## WHAT THE TASK ASKS
Write the number of lines holding the word "注册房地产估价师", and nothing else.

A run of records
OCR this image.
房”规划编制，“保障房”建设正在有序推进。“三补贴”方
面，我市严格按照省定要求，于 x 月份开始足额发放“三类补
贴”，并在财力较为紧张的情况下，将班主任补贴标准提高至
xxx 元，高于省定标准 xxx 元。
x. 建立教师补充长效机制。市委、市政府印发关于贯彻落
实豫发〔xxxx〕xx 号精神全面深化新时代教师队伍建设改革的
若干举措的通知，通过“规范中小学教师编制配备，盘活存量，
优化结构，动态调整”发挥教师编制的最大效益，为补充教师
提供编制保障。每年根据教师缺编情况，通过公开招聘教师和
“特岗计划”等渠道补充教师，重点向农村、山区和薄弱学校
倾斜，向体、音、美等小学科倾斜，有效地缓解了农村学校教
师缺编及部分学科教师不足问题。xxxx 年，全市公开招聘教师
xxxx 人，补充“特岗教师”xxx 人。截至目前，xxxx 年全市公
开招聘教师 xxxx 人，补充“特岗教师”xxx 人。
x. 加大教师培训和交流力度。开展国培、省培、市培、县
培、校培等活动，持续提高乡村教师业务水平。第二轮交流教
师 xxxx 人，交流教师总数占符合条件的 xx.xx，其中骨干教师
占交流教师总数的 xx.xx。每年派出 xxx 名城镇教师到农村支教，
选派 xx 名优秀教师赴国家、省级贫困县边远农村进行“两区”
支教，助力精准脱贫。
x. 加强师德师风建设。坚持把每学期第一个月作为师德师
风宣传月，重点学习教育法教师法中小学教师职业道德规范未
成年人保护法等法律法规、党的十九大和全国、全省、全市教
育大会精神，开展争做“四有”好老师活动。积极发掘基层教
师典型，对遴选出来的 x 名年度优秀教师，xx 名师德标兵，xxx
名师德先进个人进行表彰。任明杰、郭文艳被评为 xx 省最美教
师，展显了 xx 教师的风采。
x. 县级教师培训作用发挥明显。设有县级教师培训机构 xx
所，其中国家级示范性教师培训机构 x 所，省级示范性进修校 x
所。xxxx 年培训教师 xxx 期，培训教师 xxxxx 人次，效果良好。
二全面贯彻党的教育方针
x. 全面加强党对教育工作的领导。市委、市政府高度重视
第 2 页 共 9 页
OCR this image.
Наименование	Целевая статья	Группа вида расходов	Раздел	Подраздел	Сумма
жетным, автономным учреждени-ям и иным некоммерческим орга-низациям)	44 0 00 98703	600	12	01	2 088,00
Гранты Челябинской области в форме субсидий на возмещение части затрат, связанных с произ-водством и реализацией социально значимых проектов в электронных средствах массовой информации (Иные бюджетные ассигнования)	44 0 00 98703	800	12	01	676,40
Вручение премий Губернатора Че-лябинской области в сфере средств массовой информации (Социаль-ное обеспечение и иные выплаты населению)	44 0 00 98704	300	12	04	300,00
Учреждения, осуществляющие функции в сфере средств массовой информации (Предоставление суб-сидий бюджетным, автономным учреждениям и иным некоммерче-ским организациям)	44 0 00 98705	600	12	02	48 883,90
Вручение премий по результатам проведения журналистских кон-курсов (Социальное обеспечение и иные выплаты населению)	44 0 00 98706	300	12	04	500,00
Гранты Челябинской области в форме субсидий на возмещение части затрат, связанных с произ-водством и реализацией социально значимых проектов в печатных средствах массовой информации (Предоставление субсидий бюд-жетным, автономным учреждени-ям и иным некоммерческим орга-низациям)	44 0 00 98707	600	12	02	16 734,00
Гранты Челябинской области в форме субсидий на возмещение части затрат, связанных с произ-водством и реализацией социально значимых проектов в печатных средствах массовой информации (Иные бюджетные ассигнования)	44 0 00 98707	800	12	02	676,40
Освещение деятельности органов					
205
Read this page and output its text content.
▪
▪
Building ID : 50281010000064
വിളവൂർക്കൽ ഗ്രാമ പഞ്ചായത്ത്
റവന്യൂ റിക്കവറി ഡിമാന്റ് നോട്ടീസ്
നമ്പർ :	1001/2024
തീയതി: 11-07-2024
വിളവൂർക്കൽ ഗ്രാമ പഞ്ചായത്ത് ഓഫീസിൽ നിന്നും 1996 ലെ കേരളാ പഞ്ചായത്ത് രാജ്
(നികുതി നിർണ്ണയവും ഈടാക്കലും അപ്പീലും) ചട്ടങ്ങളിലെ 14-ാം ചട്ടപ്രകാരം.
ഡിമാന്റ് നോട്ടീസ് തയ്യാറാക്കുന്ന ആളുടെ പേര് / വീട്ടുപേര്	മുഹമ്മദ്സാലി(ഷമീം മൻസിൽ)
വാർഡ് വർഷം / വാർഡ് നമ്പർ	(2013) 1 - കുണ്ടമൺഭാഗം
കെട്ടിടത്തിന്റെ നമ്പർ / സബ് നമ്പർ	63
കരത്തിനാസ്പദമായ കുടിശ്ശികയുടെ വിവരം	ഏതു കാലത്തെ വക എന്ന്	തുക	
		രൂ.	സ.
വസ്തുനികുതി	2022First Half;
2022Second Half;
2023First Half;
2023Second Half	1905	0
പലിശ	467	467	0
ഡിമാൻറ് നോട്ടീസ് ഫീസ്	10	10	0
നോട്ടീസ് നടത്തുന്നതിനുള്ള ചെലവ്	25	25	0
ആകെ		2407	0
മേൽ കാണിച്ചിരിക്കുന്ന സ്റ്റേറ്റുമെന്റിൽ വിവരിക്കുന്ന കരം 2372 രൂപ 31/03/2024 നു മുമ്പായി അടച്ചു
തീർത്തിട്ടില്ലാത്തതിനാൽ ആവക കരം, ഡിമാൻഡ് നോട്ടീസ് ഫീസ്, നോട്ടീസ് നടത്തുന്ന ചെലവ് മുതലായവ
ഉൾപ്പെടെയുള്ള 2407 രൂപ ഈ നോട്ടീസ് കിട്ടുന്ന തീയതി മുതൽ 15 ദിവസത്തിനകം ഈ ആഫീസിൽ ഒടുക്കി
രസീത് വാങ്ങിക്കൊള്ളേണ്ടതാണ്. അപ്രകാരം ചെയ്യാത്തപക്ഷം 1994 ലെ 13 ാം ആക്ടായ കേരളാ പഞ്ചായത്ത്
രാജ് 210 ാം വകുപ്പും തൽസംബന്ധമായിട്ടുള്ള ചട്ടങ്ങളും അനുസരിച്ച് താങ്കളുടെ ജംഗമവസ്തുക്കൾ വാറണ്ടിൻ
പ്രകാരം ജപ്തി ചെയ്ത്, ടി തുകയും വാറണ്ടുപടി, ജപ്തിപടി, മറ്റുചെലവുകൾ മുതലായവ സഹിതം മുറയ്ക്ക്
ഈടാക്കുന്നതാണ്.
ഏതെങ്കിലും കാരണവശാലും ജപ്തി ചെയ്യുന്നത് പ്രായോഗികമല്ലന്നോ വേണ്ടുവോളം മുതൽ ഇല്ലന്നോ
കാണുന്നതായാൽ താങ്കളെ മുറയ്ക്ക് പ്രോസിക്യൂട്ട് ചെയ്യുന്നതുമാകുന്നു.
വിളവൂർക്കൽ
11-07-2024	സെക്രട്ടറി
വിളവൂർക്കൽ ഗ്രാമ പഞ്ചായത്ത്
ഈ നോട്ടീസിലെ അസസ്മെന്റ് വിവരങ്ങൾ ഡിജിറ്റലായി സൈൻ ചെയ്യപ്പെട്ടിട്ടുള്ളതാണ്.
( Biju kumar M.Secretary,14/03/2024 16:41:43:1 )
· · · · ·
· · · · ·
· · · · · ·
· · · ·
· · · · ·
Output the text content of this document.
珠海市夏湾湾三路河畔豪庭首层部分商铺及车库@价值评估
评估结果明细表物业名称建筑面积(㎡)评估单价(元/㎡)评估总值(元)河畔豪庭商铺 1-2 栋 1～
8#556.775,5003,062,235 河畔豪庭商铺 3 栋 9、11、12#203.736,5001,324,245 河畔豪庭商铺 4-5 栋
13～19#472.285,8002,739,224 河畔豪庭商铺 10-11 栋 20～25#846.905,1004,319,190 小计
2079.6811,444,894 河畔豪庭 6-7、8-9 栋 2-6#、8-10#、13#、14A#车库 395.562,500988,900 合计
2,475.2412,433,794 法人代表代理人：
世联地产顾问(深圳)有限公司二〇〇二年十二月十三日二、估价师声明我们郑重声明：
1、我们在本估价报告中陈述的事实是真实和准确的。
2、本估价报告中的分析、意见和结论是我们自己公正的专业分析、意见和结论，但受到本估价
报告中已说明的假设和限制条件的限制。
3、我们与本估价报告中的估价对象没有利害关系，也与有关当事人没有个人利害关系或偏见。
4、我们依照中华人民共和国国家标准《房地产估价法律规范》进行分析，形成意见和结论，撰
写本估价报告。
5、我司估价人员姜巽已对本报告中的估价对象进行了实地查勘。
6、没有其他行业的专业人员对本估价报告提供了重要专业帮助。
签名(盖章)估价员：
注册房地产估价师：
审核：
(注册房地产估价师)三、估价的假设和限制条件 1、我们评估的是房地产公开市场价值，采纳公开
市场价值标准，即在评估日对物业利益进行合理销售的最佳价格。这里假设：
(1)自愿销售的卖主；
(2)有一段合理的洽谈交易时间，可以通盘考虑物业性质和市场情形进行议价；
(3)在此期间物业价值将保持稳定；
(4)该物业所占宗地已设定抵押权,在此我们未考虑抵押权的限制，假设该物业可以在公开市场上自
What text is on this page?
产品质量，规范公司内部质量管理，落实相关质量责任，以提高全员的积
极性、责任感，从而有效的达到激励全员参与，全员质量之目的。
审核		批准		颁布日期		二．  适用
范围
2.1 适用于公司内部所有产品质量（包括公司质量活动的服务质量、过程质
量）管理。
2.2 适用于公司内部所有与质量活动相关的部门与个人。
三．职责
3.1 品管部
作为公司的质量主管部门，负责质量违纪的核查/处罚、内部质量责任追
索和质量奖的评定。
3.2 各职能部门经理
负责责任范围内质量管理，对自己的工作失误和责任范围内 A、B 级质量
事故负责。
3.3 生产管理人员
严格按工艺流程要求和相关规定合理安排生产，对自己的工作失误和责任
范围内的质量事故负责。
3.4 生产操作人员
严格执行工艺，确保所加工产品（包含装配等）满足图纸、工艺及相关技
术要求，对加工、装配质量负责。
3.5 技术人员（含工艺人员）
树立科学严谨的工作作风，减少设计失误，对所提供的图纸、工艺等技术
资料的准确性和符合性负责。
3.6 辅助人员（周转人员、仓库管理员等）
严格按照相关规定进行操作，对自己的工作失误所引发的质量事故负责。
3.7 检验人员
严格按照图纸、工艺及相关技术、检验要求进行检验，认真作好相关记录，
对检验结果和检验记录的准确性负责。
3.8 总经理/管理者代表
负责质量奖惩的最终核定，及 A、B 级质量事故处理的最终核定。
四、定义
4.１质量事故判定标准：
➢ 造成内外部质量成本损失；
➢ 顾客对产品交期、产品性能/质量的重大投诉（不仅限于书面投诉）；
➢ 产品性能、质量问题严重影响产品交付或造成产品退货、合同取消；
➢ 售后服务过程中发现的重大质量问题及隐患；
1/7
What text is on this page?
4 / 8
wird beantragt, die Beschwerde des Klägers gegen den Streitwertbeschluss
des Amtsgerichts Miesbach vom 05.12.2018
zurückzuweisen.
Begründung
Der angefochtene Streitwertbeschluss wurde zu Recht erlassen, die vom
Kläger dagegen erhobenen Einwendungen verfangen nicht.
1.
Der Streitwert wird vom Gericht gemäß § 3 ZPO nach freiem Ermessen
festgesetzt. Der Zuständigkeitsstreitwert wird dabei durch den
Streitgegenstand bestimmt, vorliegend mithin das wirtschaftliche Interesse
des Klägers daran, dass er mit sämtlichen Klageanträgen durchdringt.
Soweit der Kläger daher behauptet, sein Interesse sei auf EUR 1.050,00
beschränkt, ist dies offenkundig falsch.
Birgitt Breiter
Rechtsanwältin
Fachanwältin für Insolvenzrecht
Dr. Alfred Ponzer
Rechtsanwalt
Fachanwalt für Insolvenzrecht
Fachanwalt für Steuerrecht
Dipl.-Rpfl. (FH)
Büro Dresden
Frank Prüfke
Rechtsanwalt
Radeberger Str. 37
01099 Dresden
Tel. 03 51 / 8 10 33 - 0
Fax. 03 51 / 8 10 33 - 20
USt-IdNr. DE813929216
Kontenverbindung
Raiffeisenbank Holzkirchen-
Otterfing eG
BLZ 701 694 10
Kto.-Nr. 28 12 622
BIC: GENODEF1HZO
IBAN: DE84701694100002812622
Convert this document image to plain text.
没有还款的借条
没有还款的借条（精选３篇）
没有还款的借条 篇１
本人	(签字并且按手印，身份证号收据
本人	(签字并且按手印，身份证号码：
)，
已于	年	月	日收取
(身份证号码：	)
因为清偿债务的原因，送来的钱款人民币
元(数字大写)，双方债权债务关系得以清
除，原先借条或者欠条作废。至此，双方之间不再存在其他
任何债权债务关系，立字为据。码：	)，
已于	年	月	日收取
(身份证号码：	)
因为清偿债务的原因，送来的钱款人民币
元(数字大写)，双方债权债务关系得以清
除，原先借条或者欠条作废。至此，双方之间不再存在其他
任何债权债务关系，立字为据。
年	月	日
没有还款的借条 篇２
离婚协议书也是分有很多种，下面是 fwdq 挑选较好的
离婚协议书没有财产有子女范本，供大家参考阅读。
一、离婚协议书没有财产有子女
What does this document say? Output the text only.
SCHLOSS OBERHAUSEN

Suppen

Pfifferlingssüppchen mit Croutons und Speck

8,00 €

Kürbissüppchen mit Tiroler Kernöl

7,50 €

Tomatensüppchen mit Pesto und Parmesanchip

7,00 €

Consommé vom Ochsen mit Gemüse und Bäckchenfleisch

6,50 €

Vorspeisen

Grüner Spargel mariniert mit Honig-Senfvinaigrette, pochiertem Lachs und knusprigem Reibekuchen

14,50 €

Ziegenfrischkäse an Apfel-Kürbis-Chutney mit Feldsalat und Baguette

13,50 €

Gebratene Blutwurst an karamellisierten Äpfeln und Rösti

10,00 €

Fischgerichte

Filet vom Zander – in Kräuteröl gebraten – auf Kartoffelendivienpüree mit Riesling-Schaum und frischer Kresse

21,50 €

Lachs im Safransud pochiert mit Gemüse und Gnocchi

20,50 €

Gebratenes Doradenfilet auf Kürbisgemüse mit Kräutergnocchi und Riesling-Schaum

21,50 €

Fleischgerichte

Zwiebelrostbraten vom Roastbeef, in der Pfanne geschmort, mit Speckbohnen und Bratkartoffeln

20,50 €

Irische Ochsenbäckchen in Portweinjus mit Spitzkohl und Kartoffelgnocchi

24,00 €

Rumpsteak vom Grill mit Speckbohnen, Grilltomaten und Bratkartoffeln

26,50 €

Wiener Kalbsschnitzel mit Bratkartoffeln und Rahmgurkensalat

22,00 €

## TASK RESPONSE
2